TASK PROMPT =
Output every line of the data exactly as it appears.

== RECORDS SUPPLIED ==

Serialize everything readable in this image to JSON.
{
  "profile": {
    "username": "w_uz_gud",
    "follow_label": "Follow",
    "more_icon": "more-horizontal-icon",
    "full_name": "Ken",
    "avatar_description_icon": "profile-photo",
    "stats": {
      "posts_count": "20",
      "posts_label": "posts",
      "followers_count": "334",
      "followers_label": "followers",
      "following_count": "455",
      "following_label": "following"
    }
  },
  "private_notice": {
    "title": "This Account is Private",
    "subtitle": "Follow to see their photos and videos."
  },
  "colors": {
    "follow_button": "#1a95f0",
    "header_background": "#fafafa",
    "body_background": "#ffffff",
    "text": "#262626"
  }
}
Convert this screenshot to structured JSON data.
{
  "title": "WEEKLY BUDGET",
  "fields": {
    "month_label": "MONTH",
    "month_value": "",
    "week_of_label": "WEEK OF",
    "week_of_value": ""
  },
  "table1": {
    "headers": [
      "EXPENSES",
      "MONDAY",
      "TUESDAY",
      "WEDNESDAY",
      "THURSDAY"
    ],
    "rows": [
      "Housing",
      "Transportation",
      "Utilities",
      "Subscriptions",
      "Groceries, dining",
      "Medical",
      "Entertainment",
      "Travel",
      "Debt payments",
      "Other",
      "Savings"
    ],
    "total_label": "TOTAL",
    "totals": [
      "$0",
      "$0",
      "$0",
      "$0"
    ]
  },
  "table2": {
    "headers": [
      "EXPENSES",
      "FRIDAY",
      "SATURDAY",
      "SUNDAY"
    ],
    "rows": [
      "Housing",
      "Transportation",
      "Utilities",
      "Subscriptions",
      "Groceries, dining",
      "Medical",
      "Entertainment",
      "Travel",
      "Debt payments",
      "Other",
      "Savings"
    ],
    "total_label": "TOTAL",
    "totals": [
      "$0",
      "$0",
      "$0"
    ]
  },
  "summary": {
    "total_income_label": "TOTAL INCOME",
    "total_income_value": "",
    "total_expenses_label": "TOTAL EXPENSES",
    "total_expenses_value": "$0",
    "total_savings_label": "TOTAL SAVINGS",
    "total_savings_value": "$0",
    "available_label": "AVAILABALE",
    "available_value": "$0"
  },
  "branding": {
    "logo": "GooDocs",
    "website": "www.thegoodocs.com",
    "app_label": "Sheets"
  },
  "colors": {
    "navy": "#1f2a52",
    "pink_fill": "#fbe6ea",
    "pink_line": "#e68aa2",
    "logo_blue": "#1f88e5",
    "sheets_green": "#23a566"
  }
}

===

RESULT =
Serialize everything readable in this image to JSON.
{
  "profile": {
    "username": "w_uz_gud",
    "follow_label": "Follow",
    "more_icon": "more-horizontal-icon",
    "full_name": "Ken",
    "avatar_description_icon": "profile-photo",
    "stats": {
      "posts_count": "20",
      "posts_label": "posts",
      "followers_count": "334",
      "followers_label": "followers",
      "following_count": "455",
      "following_label": "following"
    }
  },
  "private_notice": {
    "title": "This Account is Private",
    "subtitle": "Follow to see their photos and videos."
  },
  "colors": {
    "follow_button": "#1a95f0",
    "header_background": "#fafafa",
    "body_background": "#ffffff",
    "text": "#262626"
  }
}
Convert this screenshot to structured JSON data.
{
  "title": "WEEKLY BUDGET",
  "fields": {
    "month_label": "MONTH",
    "month_value": "",
    "week_of_label": "WEEK OF",
    "week_of_value": ""
  },
  "table1": {
    "headers": [
      "EXPENSES",
      "MONDAY",
      "TUESDAY",
      "WEDNESDAY",
      "THURSDAY"
    ],
    "rows": [
      "Housing",
      "Transportation",
      "Utilities",
      "Subscriptions",
      "Groceries, dining",
      "Medical",
      "Entertainment",
      "Travel",
      "Debt payments",
      "Other",
      "Savings"
    ],
    "total_label": "TOTAL",
    "totals": [
      "$0",
      "$0",
      "$0",
      "$0"
    ]
  },
  "table2": {
    "headers": [
      "EXPENSES",
      "FRIDAY",
      "SATURDAY",
      "SUNDAY"
    ],
    "rows": [
      "Housing",
      "Transportation",
      "Utilities",
      "Subscriptions",
      "Groceries, dining",
      "Medical",
      "Entertainment",
      "Travel",
      "Debt payments",
      "Other",
      "Savings"
    ],
    "total_label": "TOTAL",
    "totals": [
      "$0",
      "$0",
      "$0"
    ]
  },
  "summary": {
    "total_income_label": "TOTAL INCOME",
    "total_income_value": "",
    "total_expenses_label": "TOTAL EXPENSES",
    "total_expenses_value": "$0",
    "total_savings_label": "TOTAL SAVINGS",
    "total_savings_value": "$0",
    "available_label": "AVAILABALE",
    "available_value": "$0"
  },
  "branding": {
    "logo": "GooDocs",
    "website": "www.thegoodocs.com",
    "app_label": "Sheets"
  },
  "colors": {
    "navy": "#1f2a52",
    "pink_fill": "#fbe6ea",
    "pink_line": "#e68aa2",
    "logo_blue": "#1f88e5",
    "sheets_green": "#23a566"
  }
}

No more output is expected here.